What follows is a listing. Return every line of it exactly.

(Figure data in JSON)
++++++++

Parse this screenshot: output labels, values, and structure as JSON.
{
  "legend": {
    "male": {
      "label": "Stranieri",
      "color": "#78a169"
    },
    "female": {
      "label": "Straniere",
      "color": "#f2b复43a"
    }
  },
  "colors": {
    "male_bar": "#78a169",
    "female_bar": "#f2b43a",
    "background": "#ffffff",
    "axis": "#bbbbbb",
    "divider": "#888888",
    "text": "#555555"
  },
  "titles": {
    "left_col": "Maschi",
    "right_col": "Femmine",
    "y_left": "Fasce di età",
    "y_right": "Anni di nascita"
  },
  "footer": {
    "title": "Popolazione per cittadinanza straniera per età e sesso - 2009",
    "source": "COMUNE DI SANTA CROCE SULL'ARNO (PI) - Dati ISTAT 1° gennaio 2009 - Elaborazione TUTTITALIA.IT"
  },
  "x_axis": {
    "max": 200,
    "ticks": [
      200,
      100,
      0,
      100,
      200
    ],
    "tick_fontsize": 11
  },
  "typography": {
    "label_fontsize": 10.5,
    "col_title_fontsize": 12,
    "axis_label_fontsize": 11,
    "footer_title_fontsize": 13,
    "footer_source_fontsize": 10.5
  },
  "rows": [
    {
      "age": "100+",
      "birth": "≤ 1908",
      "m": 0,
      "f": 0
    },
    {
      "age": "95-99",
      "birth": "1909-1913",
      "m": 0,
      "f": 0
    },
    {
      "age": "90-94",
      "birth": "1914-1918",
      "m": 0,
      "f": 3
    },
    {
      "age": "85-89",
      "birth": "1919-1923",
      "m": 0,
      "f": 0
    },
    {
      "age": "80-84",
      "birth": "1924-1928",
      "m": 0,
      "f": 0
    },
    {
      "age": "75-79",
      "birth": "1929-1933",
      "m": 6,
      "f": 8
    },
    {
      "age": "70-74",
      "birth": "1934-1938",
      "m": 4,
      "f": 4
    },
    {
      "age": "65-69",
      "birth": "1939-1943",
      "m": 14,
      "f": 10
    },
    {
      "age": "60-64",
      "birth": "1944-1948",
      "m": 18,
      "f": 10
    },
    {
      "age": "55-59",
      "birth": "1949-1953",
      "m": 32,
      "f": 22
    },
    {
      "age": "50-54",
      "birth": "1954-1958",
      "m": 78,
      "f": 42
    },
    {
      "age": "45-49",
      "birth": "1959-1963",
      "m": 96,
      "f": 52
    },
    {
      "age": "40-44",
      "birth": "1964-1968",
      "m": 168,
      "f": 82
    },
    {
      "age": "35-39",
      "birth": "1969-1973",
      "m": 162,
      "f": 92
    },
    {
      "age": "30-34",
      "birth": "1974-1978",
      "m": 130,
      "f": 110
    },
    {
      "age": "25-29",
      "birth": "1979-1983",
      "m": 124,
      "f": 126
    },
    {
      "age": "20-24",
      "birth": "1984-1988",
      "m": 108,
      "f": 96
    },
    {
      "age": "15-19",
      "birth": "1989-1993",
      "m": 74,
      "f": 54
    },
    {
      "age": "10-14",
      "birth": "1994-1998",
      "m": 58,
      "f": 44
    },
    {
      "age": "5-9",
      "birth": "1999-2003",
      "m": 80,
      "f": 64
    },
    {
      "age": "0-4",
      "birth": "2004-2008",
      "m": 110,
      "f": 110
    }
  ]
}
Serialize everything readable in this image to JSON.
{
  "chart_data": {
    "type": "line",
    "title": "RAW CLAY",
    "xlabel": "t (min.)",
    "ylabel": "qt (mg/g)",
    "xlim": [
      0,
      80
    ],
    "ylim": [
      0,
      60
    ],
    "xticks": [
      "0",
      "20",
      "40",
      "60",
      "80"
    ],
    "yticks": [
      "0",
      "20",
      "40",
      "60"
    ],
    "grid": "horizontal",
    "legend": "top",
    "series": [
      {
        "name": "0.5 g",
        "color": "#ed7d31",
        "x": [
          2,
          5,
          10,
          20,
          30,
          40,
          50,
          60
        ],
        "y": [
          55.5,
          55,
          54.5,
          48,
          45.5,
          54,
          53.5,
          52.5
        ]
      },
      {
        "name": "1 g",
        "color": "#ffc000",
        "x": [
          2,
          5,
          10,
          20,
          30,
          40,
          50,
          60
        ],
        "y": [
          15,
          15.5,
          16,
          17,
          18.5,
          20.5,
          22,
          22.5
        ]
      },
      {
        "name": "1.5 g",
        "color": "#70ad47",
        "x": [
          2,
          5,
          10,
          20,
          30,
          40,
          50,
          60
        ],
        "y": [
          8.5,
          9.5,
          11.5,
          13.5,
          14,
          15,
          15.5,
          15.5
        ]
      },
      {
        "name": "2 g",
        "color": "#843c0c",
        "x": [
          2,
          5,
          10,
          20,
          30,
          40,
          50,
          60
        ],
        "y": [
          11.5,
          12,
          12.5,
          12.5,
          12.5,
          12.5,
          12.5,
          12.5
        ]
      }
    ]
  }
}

++++++++

◆ Exercise answer ◆
Parse this screenshot: output labels, values, and structure as JSON.
{
  "legend": {
    "male": {
      "label": "Stranieri",
      "color": "#78a169"
    },
    "female": {
      "label": "Straniere",
      "color": "#f2b复43a"
    }
  },
  "colors": {
    "male_bar": "#78a169",
    "female_bar": "#f2b43a",
    "background": "#ffffff",
    "axis": "#bbbbbb",
    "divider": "#888888",
    "text": "#555555"
  },
  "titles": {
    "left_col": "Maschi",
    "right_col": "Femmine",
    "y_left": "Fasce di età",
    "y_right": "Anni di nascita"
  },
  "footer": {
    "title": "Popolazione per cittadinanza straniera per età e sesso - 2009",
    "source": "COMUNE DI SANTA CROCE SULL'ARNO (PI) - Dati ISTAT 1° gennaio 2009 - Elaborazione TUTTITALIA.IT"
  },
  "x_axis": {
    "max": 200,
    "ticks": [
      200,
      100,
      0,
      100,
      200
    ],
    "tick_fontsize": 11
  },
  "typography": {
    "label_fontsize": 10.5,
    "col_title_fontsize": 12,
    "axis_label_fontsize": 11,
    "footer_title_fontsize": 13,
    "footer_source_fontsize": 10.5
  },
  "rows": [
    {
      "age": "100+",
      "birth": "≤ 1908",
      "m": 0,
      "f": 0
    },
    {
      "age": "95-99",
      "birth": "1909-1913",
      "m": 0,
      "f": 0
    },
    {
      "age": "90-94",
      "birth": "1914-1918",
      "m": 0,
      "f": 3
    },
    {
      "age": "85-89",
      "birth": "1919-1923",
      "m": 0,
      "f": 0
    },
    {
      "age": "80-84",
      "birth": "1924-1928",
      "m": 0,
      "f": 0
    },
    {
      "age": "75-79",
      "birth": "1929-1933",
      "m": 6,
      "f": 8
    },
    {
      "age": "70-74",
      "birth": "1934-1938",
      "m": 4,
      "f": 4
    },
    {
      "age": "65-69",
      "birth": "1939-1943",
      "m": 14,
      "f": 10
    },
    {
      "age": "60-64",
      "birth": "1944-1948",
      "m": 18,
      "f": 10
    },
    {
      "age": "55-59",
      "birth": "1949-1953",
      "m": 32,
      "f": 22
    },
    {
      "age": "50-54",
      "birth": "1954-1958",
      "m": 78,
      "f": 42
    },
    {
      "age": "45-49",
      "birth": "1959-1963",
      "m": 96,
      "f": 52
    },
    {
      "age": "40-44",
      "birth": "1964-1968",
      "m": 168,
      "f": 82
    },
    {
      "age": "35-39",
      "birth": "1969-1973",
      "m": 162,
      "f": 92
    },
    {
      "age": "30-34",
      "birth": "1974-1978",
      "m": 130,
      "f": 110
    },
    {
      "age": "25-29",
      "birth": "1979-1983",
      "m": 124,
      "f": 126
    },
    {
      "age": "20-24",
      "birth": "1984-1988",
      "m": 108,
      "f": 96
    },
    {
      "age": "15-19",
      "birth": "1989-1993",
      "m": 74,
      "f": 54
    },
    {
      "age": "10-14",
      "birth": "1994-1998",
      "m": 58,
      "f": 44
    },
    {
      "age": "5-9",
      "birth": "1999-2003",
      "m": 80,
      "f": 64
    },
    {
      "age": "0-4",
      "birth": "2004-2008",
      "m": 110,
      "f": 110
    }
  ]
}
Serialize everything readable in this image to JSON.
{
  "chart_data": {
    "type": "line",
    "title": "RAW CLAY",
    "xlabel": "t (min.)",
    "ylabel": "qt (mg/g)",
    "xlim": [
      0,
      80
    ],
    "ylim": [
      0,
      60
    ],
    "xticks": [
      "0",
      "20",
      "40",
      "60",
      "80"
    ],
    "yticks": [
      "0",
      "20",
      "40",
      "60"
    ],
    "grid": "horizontal",
    "legend": "top",
    "series": [
      {
        "name": "0.5 g",
        "color": "#ed7d31",
        "x": [
          2,
          5,
          10,
          20,
          30,
          40,
          50,
          60
        ],
        "y": [
          55.5,
          55,
          54.5,
          48,
          45.5,
          54,
          53.5,
          52.5
        ]
      },
      {
        "name": "1 g",
        "color": "#ffc000",
        "x": [
          2,
          5,
          10,
          20,
          30,
          40,
          50,
          60
        ],
        "y": [
          15,
          15.5,
          16,
          17,
          18.5,
          20.5,
          22,
          22.5
        ]
      },
      {
        "name": "1.5 g",
        "color": "#70ad47",
        "x": [
          2,
          5,
          10,
          20,
          30,
          40,
          50,
          60
        ],
        "y": [
          8.5,
          9.5,
          11.5,
          13.5,
          14,
          15,
          15.5,
          15.5
        ]
      },
      {
        "name": "2 g",
        "color": "#843c0c",
        "x": [
          2,
          5,
          10,
          20,
          30,
          40,
          50,
          60
        ],
        "y": [
          11.5,
          12,
          12.5,
          12.5,
          12.5,
          12.5,
          12.5,
          12.5
        ]
      }
    ]
  }
}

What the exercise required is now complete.